• _Aim of the task_
Report how many lines in the records hold the string "проведения"; give the number and nothing else.

• _Data records_
────────────────

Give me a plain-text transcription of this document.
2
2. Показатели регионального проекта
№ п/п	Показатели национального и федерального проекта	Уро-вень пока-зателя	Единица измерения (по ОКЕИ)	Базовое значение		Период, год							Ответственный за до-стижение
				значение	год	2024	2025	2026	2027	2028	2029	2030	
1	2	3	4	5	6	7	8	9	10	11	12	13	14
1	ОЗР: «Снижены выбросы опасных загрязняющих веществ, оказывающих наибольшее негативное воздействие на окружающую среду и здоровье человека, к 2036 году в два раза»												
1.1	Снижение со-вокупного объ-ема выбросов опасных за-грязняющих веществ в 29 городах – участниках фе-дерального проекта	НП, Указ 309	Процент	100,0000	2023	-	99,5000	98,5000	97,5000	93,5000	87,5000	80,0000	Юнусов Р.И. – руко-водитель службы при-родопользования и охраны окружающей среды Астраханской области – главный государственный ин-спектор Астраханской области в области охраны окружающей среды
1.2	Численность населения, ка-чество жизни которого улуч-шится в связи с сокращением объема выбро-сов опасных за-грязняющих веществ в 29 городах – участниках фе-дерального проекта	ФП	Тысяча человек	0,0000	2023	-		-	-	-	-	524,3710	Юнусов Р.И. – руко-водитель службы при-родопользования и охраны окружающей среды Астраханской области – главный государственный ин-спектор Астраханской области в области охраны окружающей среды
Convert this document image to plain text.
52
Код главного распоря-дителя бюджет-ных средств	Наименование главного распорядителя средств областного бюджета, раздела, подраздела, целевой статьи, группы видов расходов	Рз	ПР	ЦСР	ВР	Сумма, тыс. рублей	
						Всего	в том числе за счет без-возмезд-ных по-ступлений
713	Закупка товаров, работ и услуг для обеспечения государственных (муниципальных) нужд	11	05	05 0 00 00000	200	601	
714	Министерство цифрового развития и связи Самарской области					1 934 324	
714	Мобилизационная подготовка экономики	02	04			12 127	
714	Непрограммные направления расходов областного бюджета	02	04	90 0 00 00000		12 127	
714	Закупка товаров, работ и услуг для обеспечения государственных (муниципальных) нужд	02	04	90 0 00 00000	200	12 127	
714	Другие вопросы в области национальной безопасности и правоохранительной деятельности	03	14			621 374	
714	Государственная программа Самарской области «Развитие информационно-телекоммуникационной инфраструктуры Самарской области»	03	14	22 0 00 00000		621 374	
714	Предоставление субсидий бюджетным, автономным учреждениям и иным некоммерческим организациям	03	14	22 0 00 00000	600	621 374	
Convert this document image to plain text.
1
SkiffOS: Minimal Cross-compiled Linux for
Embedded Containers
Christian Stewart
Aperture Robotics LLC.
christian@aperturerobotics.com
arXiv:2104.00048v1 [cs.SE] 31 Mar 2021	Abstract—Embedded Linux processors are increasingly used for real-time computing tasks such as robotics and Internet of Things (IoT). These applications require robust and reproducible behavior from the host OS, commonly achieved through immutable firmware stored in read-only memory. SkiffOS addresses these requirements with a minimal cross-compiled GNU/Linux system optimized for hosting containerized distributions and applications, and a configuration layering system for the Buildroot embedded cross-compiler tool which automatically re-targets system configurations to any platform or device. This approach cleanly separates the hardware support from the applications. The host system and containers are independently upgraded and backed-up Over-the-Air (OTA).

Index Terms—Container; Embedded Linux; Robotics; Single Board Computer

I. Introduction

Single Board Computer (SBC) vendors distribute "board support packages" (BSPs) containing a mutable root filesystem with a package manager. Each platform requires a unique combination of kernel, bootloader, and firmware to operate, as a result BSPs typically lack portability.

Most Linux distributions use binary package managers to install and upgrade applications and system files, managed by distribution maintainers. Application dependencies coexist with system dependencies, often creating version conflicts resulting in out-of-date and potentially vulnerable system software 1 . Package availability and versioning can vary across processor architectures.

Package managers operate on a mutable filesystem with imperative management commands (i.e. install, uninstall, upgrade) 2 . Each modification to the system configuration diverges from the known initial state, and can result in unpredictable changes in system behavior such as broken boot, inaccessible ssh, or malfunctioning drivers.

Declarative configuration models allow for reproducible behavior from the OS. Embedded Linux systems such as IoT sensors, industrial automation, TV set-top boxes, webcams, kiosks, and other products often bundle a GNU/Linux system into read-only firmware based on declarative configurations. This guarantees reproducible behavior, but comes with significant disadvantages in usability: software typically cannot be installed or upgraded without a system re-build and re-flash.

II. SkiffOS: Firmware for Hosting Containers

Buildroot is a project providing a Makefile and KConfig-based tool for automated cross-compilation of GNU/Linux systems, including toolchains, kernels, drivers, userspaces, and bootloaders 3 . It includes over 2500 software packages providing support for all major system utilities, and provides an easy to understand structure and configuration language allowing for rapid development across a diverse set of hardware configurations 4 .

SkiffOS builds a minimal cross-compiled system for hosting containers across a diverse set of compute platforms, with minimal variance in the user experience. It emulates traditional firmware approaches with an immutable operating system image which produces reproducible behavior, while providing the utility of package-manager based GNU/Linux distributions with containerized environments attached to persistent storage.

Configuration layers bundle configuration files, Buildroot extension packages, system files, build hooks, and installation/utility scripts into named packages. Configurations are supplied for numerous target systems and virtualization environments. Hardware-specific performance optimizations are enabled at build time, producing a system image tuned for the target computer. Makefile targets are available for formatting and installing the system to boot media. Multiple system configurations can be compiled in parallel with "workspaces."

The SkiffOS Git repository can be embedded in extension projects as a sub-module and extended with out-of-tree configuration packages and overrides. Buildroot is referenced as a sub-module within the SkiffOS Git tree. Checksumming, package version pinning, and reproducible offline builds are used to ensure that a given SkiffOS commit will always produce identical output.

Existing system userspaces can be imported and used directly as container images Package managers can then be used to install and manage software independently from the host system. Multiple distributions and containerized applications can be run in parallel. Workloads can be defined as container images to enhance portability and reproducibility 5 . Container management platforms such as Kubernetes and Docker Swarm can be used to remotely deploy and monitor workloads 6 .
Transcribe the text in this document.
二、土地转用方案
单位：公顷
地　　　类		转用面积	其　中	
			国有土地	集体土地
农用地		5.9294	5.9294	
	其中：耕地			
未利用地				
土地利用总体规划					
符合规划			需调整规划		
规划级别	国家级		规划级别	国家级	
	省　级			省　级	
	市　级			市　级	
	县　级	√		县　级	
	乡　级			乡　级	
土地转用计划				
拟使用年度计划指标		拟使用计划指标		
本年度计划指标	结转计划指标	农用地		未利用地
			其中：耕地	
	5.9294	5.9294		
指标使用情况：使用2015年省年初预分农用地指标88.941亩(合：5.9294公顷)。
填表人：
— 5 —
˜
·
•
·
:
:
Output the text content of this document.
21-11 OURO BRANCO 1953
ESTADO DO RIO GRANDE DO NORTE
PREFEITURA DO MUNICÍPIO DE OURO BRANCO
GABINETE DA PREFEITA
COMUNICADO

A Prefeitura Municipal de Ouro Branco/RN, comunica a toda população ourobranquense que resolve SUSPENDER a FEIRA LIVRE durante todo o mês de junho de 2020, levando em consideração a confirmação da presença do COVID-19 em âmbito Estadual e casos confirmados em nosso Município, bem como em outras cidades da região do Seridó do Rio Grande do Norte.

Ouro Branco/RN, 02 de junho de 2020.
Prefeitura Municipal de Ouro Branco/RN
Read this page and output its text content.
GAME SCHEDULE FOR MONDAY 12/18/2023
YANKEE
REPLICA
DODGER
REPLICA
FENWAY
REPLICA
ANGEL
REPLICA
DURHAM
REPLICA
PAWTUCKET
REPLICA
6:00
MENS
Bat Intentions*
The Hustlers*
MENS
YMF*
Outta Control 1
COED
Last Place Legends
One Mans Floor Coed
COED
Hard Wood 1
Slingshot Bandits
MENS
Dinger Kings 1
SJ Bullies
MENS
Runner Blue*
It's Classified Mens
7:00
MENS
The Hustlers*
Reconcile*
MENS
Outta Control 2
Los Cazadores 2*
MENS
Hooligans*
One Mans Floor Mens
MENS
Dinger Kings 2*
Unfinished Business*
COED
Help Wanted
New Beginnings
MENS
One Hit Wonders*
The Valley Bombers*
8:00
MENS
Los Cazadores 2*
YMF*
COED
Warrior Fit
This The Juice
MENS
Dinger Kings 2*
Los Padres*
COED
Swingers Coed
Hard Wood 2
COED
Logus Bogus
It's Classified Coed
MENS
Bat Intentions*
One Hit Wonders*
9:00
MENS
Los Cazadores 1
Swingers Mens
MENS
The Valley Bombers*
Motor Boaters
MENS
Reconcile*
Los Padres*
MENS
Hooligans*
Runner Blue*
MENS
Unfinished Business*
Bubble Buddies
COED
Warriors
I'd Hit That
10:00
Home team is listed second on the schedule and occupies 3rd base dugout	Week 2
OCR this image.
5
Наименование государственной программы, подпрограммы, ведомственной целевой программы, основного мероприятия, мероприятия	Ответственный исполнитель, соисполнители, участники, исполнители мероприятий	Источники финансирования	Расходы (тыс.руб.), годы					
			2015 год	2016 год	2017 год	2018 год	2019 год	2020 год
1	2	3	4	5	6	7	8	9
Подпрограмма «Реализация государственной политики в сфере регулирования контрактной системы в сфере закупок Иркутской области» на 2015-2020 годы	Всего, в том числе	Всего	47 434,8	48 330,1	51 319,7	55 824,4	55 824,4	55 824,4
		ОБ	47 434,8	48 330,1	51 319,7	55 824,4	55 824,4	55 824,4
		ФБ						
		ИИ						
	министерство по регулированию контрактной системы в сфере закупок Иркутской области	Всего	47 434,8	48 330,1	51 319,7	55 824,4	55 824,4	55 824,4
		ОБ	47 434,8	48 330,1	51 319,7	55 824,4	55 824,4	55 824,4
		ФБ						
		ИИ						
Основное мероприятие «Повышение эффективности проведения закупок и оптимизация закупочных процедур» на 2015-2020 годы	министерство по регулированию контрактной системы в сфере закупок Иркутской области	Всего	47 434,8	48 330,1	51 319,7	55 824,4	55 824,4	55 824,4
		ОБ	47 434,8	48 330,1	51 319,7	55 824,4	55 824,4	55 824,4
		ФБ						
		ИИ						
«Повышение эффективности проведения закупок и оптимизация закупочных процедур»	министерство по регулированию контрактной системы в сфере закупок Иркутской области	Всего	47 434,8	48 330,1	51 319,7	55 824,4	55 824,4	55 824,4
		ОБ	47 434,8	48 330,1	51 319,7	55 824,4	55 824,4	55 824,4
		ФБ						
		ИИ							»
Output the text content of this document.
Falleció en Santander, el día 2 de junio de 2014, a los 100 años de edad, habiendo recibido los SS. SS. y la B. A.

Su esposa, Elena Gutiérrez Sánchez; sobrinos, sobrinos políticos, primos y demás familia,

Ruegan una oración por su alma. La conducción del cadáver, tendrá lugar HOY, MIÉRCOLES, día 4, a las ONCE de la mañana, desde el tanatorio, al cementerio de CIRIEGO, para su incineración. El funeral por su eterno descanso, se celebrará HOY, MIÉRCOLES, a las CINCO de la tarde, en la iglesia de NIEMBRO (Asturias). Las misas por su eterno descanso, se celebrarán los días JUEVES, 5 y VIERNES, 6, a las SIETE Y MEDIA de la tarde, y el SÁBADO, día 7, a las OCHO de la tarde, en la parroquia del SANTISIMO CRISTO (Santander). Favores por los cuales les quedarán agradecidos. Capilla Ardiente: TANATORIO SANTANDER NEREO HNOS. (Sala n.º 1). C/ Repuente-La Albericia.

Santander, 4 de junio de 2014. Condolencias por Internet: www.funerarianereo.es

────────────────

• _The answer_
2